# Given problem:
Read the material below and count the lines holding the string "个吉瓦时". Give that count with nothing added.

─── Dataset records

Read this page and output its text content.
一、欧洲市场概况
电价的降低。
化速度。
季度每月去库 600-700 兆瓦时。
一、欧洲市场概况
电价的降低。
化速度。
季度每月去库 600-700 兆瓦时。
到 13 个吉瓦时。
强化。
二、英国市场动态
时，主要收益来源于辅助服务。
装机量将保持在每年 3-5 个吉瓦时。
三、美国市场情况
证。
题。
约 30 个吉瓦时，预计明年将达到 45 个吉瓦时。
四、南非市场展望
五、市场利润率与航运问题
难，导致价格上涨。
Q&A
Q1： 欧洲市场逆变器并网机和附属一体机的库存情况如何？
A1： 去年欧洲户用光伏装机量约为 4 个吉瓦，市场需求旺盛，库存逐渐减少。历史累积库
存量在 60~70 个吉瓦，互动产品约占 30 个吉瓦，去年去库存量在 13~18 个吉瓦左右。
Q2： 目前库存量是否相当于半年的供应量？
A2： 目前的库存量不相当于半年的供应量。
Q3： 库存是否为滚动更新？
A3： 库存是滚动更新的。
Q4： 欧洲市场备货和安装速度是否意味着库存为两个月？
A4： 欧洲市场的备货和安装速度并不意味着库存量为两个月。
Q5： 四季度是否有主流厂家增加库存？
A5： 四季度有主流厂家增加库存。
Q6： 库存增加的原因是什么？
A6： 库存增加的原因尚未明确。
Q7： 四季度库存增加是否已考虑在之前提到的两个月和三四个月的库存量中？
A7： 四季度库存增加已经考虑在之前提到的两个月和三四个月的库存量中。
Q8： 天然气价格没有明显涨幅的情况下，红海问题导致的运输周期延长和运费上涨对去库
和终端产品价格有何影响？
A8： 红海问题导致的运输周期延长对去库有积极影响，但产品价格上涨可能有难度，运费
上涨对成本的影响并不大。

──────

# Output for this task:
3